» **Exercise goal**
Your task is to write out the complete listing exactly as it is shown.

» **Information provided**
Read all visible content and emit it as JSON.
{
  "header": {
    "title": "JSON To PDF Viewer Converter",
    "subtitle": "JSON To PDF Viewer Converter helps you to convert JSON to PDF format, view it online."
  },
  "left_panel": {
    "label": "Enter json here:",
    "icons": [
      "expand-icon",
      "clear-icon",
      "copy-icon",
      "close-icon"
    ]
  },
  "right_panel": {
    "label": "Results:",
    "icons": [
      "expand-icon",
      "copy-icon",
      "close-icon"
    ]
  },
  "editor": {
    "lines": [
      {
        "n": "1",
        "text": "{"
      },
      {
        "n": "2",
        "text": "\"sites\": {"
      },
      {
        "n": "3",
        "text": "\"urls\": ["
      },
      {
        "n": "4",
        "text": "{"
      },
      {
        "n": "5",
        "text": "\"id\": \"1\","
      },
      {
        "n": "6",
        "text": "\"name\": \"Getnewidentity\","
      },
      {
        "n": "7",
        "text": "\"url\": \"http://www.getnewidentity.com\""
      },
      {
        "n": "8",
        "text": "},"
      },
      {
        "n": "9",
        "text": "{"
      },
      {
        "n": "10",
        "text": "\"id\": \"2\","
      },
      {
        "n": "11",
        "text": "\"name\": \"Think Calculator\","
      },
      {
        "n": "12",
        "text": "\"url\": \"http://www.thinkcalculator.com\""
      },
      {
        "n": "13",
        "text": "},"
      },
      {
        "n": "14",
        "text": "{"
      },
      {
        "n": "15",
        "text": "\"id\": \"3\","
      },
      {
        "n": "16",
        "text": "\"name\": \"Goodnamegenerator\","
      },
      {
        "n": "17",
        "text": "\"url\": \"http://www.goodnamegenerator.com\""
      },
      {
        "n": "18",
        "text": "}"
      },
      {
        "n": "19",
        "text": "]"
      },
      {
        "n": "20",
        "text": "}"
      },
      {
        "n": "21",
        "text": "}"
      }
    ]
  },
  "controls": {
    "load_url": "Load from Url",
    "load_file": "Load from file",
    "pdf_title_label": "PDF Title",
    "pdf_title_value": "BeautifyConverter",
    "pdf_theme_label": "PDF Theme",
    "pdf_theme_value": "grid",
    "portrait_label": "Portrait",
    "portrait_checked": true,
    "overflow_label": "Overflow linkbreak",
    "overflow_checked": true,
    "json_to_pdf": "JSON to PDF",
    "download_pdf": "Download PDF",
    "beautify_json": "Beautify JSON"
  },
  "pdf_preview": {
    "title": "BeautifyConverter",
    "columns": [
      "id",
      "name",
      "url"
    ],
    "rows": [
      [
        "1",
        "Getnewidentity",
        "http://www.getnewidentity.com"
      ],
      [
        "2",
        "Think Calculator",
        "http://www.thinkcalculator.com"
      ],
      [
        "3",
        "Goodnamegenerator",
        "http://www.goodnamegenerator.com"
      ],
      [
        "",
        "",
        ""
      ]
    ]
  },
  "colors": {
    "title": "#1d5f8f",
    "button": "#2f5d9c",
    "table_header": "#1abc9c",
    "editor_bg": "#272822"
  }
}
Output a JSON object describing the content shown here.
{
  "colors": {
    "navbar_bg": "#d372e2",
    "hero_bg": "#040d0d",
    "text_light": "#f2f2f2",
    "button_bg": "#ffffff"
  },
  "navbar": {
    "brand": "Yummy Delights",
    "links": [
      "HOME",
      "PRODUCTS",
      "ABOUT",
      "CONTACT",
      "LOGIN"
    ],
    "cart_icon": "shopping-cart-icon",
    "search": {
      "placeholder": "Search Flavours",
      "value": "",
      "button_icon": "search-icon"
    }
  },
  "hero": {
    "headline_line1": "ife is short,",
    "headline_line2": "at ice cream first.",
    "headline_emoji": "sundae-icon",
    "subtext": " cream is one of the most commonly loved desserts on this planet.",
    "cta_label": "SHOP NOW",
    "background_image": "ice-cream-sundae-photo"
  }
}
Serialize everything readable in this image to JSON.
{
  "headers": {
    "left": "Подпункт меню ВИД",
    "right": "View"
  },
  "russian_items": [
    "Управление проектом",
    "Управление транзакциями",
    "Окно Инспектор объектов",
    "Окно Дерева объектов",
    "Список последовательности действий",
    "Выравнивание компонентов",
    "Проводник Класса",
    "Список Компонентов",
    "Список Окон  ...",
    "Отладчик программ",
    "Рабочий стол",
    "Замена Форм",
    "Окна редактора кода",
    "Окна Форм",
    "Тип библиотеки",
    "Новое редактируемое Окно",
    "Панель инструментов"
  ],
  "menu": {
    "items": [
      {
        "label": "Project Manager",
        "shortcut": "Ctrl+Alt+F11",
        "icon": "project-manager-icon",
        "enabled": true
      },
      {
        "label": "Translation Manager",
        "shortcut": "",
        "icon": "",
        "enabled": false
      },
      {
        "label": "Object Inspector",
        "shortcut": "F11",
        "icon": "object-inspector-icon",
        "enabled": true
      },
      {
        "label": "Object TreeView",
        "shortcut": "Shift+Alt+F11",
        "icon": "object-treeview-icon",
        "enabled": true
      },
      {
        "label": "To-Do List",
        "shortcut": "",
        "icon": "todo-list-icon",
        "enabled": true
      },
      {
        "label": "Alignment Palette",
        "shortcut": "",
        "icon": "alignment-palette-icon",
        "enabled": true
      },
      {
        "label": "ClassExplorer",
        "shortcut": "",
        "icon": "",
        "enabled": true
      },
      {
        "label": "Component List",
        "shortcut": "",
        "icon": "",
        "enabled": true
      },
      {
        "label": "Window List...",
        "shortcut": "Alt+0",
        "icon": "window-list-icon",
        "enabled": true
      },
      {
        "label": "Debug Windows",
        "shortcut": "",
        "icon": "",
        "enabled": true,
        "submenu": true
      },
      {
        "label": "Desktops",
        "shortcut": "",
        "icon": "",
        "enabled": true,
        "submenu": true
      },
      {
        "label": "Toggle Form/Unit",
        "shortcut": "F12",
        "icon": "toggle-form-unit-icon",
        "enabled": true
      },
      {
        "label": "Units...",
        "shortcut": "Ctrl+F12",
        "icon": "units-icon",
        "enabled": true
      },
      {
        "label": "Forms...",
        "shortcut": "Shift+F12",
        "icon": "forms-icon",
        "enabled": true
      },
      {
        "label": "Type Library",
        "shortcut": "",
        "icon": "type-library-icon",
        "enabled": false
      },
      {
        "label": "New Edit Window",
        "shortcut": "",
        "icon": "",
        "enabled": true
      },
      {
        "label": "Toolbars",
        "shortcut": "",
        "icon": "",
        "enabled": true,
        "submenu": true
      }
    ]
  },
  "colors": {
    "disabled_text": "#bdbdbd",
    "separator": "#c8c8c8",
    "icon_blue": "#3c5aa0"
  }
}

» **The output**
Read all visible content and emit it as JSON.
{
  "header": {
    "title": "JSON To PDF Viewer Converter",
    "subtitle": "JSON To PDF Viewer Converter helps you to convert JSON to PDF format, view it online."
  },
  "left_panel": {
    "label": "Enter json here:",
    "icons": [
      "expand-icon",
      "clear-icon",
      "copy-icon",
      "close-icon"
    ]
  },
  "right_panel": {
    "label": "Results:",
    "icons": [
      "expand-icon",
      "copy-icon",
      "close-icon"
    ]
  },
  "editor": {
    "lines": [
      {
        "n": "1",
        "text": "{"
      },
      {
        "n": "2",
        "text": "\"sites\": {"
      },
      {
        "n": "3",
        "text": "\"urls\": ["
      },
      {
        "n": "4",
        "text": "{"
      },
      {
        "n": "5",
        "text": "\"id\": \"1\","
      },
      {
        "n": "6",
        "text": "\"name\": \"Getnewidentity\","
      },
      {
        "n": "7",
        "text": "\"url\": \"http://www.getnewidentity.com\""
      },
      {
        "n": "8",
        "text": "},"
      },
      {
        "n": "9",
        "text": "{"
      },
      {
        "n": "10",
        "text": "\"id\": \"2\","
      },
      {
        "n": "11",
        "text": "\"name\": \"Think Calculator\","
      },
      {
        "n": "12",
        "text": "\"url\": \"http://www.thinkcalculator.com\""
      },
      {
        "n": "13",
        "text": "},"
      },
      {
        "n": "14",
        "text": "{"
      },
      {
        "n": "15",
        "text": "\"id\": \"3\","
      },
      {
        "n": "16",
        "text": "\"name\": \"Goodnamegenerator\","
      },
      {
        "n": "17",
        "text": "\"url\": \"http://www.goodnamegenerator.com\""
      },
      {
        "n": "18",
        "text": "}"
      },
      {
        "n": "19",
        "text": "]"
      },
      {
        "n": "20",
        "text": "}"
      },
      {
        "n": "21",
        "text": "}"
      }
    ]
  },
  "controls": {
    "load_url": "Load from Url",
    "load_file": "Load from file",
    "pdf_title_label": "PDF Title",
    "pdf_title_value": "BeautifyConverter",
    "pdf_theme_label": "PDF Theme",
    "pdf_theme_value": "grid",
    "portrait_label": "Portrait",
    "portrait_checked": true,
    "overflow_label": "Overflow linkbreak",
    "overflow_checked": true,
    "json_to_pdf": "JSON to PDF",
    "download_pdf": "Download PDF",
    "beautify_json": "Beautify JSON"
  },
  "pdf_preview": {
    "title": "BeautifyConverter",
    "columns": [
      "id",
      "name",
      "url"
    ],
    "rows": [
      [
        "1",
        "Getnewidentity",
        "http://www.getnewidentity.com"
      ],
      [
        "2",
        "Think Calculator",
        "http://www.thinkcalculator.com"
      ],
      [
        "3",
        "Goodnamegenerator",
        "http://www.goodnamegenerator.com"
      ],
      [
        "",
        "",
        ""
      ]
    ]
  },
  "colors": {
    "title": "#1d5f8f",
    "button": "#2f5d9c",
    "table_header": "#1abc9c",
    "editor_bg": "#272822"
  }
}
Output a JSON object describing the content shown here.
{
  "colors": {
    "navbar_bg": "#d372e2",
    "hero_bg": "#040d0d",
    "text_light": "#f2f2f2",
    "button_bg": "#ffffff"
  },
  "navbar": {
    "brand": "Yummy Delights",
    "links": [
      "HOME",
      "PRODUCTS",
      "ABOUT",
      "CONTACT",
      "LOGIN"
    ],
    "cart_icon": "shopping-cart-icon",
    "search": {
      "placeholder": "Search Flavours",
      "value": "",
      "button_icon": "search-icon"
    }
  },
  "hero": {
    "headline_line1": "ife is short,",
    "headline_line2": "at ice cream first.",
    "headline_emoji": "sundae-icon",
    "subtext": " cream is one of the most commonly loved desserts on this planet.",
    "cta_label": "SHOP NOW",
    "background_image": "ice-cream-sundae-photo"
  }
}
Serialize everything readable in this image to JSON.
{
  "headers": {
    "left": "Подпункт меню ВИД",
    "right": "View"
  },
  "russian_items": [
    "Управление проектом",
    "Управление транзакциями",
    "Окно Инспектор объектов",
    "Окно Дерева объектов",
    "Список последовательности действий",
    "Выравнивание компонентов",
    "Проводник Класса",
    "Список Компонентов",
    "Список Окон  ...",
    "Отладчик программ",
    "Рабочий стол",
    "Замена Форм",
    "Окна редактора кода",
    "Окна Форм",
    "Тип библиотеки",
    "Новое редактируемое Окно",
    "Панель инструментов"
  ],
  "menu": {
    "items": [
      {
        "label": "Project Manager",
        "shortcut": "Ctrl+Alt+F11",
        "icon": "project-manager-icon",
        "enabled": true
      },
      {
        "label": "Translation Manager",
        "shortcut": "",
        "icon": "",
        "enabled": false
      },
      {
        "label": "Object Inspector",
        "shortcut": "F11",
        "icon": "object-inspector-icon",
        "enabled": true
      },
      {
        "label": "Object TreeView",
        "shortcut": "Shift+Alt+F11",
        "icon": "object-treeview-icon",
        "enabled": true
      },
      {
        "label": "To-Do List",
        "shortcut": "",
        "icon": "todo-list-icon",
        "enabled": true
      },
      {
        "label": "Alignment Palette",
        "shortcut": "",
        "icon": "alignment-palette-icon",
        "enabled": true
      },
      {
        "label": "ClassExplorer",
        "shortcut": "",
        "icon": "",
        "enabled": true
      },
      {
        "label": "Component List",
        "shortcut": "",
        "icon": "",
        "enabled": true
      },
      {
        "label": "Window List...",
        "shortcut": "Alt+0",
        "icon": "window-list-icon",
        "enabled": true
      },
      {
        "label": "Debug Windows",
        "shortcut": "",
        "icon": "",
        "enabled": true,
        "submenu": true
      },
      {
        "label": "Desktops",
        "shortcut": "",
        "icon": "",
        "enabled": true,
        "submenu": true
      },
      {
        "label": "Toggle Form/Unit",
        "shortcut": "F12",
        "icon": "toggle-form-unit-icon",
        "enabled": true
      },
      {
        "label": "Units...",
        "shortcut": "Ctrl+F12",
        "icon": "units-icon",
        "enabled": true
      },
      {
        "label": "Forms...",
        "shortcut": "Shift+F12",
        "icon": "forms-icon",
        "enabled": true
      },
      {
        "label": "Type Library",
        "shortcut": "",
        "icon": "type-library-icon",
        "enabled": false
      },
      {
        "label": "New Edit Window",
        "shortcut": "",
        "icon": "",
        "enabled": true
      },
      {
        "label": "Toolbars",
        "shortcut": "",
        "icon": "",
        "enabled": true,
        "submenu": true
      }
    ]
  },
  "colors": {
    "disabled_text": "#bdbdbd",
    "separator": "#c8c8c8",
    "icon_blue": "#3c5aa0"
  }
}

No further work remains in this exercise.